### Task to carry out:
Starting from the line containing "Transcribe this image's", write out every remaining line exactly, the last one included.

### Materials provided:
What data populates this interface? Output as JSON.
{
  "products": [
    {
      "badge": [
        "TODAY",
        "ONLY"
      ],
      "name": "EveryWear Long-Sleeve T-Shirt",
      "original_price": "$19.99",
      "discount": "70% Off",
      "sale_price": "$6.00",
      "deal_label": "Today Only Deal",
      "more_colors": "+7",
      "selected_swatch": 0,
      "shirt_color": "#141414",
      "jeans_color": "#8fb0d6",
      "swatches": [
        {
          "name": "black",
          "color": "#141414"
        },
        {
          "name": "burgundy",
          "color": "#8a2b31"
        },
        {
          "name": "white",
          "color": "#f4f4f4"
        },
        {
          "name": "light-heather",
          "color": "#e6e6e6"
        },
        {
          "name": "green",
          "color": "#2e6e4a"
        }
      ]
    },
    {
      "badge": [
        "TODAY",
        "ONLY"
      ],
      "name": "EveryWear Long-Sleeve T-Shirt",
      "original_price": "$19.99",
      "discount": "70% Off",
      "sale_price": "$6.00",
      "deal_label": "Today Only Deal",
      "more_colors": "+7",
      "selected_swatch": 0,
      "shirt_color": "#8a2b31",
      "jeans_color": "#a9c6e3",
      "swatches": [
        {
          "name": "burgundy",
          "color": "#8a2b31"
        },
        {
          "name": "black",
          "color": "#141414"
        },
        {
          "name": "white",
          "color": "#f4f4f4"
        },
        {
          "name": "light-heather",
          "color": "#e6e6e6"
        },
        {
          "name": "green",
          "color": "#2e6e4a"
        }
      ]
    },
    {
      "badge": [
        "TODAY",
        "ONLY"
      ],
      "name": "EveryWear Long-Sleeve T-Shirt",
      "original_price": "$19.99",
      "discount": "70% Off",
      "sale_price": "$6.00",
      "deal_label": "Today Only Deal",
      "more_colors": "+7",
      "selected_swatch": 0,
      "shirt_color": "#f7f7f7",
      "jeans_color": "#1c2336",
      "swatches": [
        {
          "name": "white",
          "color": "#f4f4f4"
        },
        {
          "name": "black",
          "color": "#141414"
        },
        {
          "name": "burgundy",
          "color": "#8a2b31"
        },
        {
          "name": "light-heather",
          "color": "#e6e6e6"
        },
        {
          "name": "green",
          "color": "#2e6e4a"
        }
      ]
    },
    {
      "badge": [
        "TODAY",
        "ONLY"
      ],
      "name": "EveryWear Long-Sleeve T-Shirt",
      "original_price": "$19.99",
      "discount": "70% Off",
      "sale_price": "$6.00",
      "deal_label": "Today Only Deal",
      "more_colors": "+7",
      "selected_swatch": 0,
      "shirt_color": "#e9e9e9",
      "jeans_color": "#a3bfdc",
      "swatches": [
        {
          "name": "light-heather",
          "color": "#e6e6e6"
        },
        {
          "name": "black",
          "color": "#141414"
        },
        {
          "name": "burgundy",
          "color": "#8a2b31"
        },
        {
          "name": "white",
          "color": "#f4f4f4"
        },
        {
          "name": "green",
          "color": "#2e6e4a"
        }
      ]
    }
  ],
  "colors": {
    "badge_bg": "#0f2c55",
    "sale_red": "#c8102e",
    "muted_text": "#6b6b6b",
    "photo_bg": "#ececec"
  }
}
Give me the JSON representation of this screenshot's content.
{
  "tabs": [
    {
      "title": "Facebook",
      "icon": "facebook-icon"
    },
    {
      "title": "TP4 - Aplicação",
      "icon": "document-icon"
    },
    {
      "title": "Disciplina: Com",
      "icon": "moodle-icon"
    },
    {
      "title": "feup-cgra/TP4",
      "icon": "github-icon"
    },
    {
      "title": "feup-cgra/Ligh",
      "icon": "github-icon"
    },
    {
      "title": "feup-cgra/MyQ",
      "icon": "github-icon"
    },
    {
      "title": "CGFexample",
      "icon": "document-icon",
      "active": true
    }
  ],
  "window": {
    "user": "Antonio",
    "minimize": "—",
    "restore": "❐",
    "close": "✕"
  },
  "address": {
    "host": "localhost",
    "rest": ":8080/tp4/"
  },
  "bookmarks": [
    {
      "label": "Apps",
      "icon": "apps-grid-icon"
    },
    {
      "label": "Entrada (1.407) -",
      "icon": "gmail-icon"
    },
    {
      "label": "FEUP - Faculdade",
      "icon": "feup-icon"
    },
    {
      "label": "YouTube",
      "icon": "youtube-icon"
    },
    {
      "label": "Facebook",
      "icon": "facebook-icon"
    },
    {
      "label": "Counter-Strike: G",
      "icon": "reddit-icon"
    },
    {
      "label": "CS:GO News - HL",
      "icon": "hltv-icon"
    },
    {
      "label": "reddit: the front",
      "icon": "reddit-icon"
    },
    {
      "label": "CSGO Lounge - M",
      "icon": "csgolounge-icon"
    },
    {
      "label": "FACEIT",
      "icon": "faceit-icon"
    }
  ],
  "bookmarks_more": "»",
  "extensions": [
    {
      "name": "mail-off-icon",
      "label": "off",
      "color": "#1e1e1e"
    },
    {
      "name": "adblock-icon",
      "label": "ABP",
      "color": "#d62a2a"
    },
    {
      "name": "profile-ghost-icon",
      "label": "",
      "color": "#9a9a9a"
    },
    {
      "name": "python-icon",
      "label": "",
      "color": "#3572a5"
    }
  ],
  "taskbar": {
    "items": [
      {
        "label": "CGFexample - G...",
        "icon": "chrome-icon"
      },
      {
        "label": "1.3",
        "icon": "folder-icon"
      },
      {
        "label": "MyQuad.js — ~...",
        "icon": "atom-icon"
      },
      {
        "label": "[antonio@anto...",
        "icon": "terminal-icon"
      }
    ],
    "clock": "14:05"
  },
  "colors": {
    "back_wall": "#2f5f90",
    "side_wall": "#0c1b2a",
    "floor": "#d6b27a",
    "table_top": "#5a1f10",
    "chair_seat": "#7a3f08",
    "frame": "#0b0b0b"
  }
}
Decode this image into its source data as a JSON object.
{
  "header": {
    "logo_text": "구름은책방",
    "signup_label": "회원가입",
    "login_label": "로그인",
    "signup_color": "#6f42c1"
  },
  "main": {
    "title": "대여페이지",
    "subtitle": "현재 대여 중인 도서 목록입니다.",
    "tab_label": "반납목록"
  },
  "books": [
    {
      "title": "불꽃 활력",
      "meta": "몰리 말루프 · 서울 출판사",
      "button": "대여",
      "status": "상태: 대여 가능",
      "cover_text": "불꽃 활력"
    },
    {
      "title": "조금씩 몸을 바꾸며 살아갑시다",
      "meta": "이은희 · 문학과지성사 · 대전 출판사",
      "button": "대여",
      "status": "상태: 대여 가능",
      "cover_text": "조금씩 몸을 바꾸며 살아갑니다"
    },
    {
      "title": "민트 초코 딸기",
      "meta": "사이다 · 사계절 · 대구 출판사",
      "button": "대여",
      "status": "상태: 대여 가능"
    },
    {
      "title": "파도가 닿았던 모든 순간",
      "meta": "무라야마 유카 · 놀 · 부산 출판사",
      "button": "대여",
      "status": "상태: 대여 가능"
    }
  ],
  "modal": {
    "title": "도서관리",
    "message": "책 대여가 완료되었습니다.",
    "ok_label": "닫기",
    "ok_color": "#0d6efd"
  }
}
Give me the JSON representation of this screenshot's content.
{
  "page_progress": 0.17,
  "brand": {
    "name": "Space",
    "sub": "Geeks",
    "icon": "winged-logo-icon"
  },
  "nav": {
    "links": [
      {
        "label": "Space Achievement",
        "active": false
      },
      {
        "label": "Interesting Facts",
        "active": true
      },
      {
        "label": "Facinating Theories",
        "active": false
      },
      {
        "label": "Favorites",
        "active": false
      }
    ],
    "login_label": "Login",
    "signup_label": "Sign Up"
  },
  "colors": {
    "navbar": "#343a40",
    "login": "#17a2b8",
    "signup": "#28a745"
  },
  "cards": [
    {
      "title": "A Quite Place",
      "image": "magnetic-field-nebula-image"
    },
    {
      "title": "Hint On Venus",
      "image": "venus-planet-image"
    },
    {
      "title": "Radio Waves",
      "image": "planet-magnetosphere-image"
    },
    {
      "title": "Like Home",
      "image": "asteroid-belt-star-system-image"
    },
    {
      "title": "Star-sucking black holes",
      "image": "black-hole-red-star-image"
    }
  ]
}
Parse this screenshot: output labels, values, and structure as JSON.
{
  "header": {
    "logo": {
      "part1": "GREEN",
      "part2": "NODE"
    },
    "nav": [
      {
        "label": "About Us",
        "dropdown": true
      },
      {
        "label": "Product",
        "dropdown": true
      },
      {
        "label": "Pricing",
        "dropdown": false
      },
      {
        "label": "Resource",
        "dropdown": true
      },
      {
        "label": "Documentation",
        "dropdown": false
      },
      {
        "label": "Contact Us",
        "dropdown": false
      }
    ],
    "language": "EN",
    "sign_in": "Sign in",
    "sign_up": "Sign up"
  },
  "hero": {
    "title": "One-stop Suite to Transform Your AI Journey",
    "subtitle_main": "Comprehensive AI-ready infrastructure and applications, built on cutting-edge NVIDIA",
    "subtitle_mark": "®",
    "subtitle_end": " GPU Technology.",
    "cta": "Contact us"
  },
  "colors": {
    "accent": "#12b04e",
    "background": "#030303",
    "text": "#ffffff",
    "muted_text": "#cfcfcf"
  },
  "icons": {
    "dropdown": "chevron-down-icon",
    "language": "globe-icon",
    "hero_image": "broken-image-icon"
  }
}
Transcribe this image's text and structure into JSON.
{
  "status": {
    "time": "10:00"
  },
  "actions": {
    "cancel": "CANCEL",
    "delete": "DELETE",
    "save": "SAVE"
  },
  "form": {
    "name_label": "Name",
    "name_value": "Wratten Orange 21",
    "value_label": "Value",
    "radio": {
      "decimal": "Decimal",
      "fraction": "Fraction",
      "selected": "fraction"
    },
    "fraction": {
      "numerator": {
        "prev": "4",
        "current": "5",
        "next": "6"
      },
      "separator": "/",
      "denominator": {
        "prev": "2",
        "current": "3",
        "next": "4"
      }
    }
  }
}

### Problem solution:
Transcribe this image's text and structure into JSON.
{
  "status": {
    "time": "10:00"
  },
  "actions": {
    "cancel": "CANCEL",
    "delete": "DELETE",
    "save": "SAVE"
  },
  "form": {
    "name_label": "Name",
    "name_value": "Wratten Orange 21",
    "value_label": "Value",
    "radio": {
      "decimal": "Decimal",
      "fraction": "Fraction",
      "selected": "fraction"
    },
    "fraction": {
      "numerator": {
        "prev": "4",
        "current": "5",
        "next": "6"
      },
      "separator": "/",
      "denominator": {
        "prev": "2",
        "current": "3",
        "next": "4"
      }
    }
  }
}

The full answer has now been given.